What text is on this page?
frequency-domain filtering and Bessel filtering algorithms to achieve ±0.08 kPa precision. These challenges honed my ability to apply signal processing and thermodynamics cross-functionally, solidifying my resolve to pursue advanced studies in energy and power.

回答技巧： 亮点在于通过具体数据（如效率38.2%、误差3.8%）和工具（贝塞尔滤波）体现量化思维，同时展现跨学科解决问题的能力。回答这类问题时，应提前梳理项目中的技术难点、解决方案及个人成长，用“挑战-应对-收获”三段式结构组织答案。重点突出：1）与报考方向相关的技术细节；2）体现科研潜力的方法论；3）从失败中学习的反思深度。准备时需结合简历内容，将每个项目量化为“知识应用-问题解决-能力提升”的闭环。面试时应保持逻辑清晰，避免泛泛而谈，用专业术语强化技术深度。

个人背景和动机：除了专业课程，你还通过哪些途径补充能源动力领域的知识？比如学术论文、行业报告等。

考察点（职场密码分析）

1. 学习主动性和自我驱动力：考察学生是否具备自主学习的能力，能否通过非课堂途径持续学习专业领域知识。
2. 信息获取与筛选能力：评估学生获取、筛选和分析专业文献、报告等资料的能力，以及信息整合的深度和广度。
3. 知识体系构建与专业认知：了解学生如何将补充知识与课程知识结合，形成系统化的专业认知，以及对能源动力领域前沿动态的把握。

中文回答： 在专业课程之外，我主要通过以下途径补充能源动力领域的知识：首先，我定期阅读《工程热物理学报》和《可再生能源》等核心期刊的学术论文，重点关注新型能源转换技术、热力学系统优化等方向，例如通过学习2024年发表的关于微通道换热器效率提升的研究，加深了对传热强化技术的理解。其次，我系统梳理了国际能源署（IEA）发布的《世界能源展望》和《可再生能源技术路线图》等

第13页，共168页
+---+
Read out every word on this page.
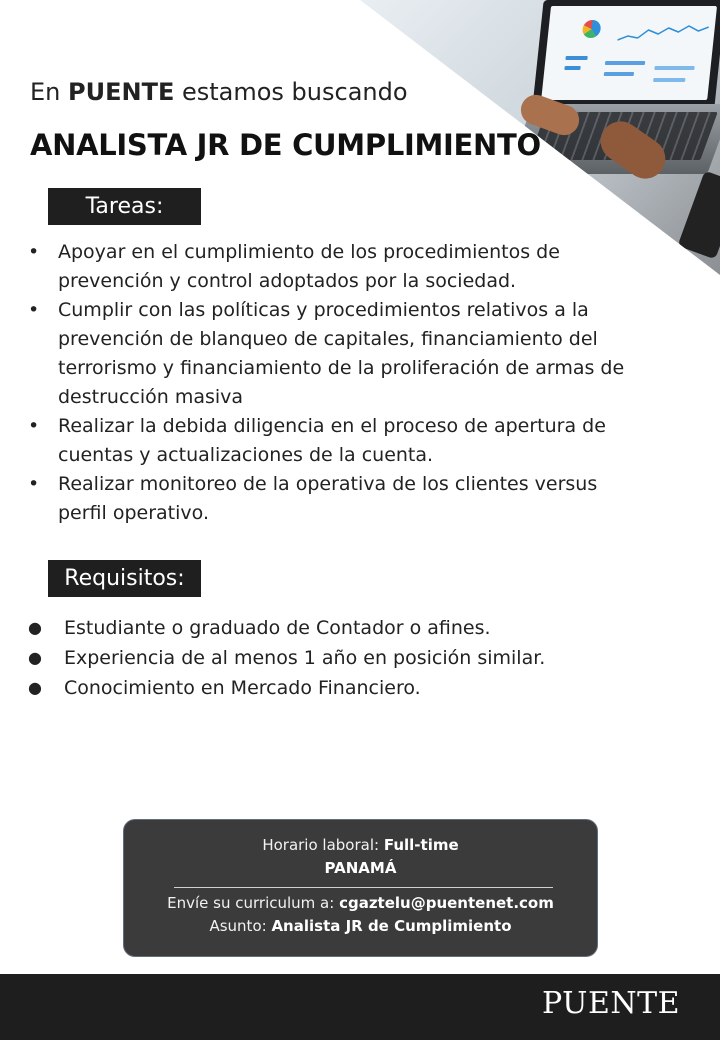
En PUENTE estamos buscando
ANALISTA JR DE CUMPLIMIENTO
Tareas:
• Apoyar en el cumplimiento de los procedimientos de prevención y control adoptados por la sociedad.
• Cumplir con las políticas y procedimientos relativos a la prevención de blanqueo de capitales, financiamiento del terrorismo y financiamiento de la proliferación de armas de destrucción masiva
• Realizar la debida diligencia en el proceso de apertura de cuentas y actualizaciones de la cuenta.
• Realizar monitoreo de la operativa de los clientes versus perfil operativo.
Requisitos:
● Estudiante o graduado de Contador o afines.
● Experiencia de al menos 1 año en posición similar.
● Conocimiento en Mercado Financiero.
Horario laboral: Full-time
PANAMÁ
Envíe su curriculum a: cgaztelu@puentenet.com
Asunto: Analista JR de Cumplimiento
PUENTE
+---+
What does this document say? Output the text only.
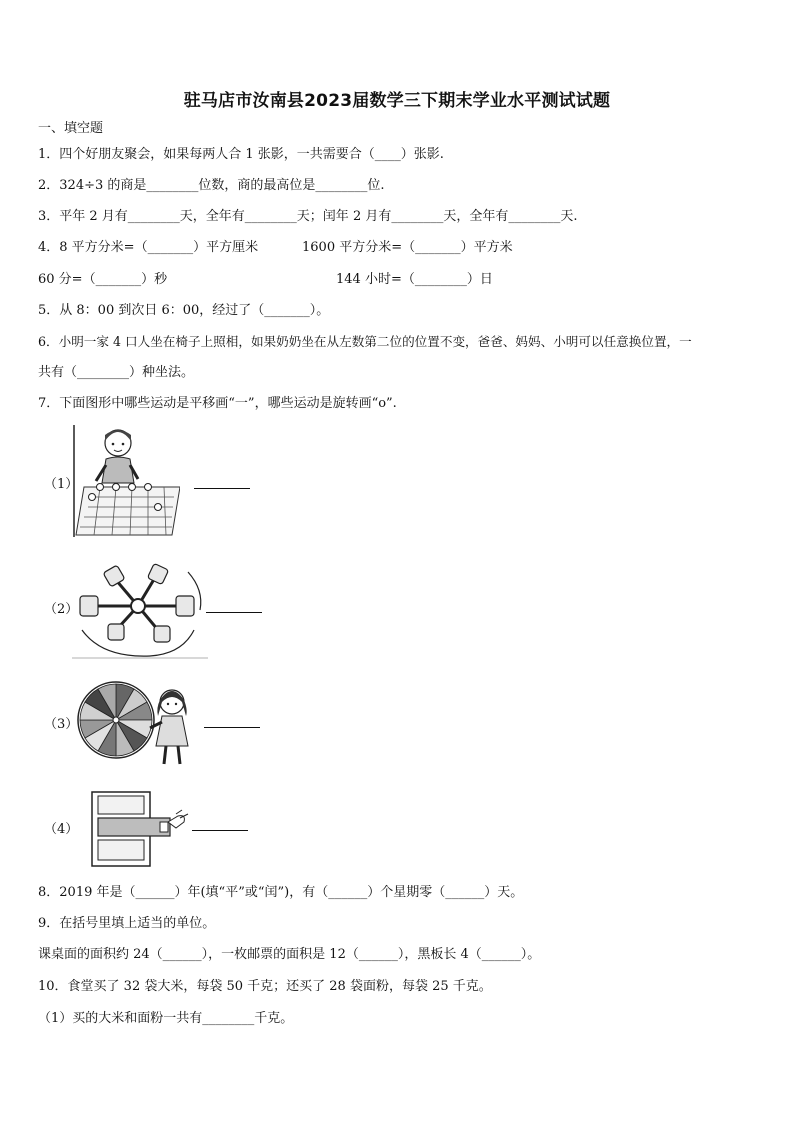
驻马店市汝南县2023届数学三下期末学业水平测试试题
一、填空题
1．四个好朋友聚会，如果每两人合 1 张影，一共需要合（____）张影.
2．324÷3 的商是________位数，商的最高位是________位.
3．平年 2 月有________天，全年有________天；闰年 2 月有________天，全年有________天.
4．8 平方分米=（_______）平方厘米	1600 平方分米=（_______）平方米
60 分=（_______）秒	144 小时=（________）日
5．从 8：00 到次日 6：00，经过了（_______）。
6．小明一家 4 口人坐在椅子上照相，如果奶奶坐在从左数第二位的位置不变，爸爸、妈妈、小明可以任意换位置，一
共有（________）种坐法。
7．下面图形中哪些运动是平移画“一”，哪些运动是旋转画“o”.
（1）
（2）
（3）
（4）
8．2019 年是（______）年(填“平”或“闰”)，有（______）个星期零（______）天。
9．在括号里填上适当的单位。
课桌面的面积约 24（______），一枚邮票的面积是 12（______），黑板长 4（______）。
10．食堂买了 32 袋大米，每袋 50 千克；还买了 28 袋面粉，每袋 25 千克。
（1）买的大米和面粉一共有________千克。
+---+
THE TASK:
Tally every line of the listing that holds the string "text", then give the number by itself.

FULL ANSWER:
2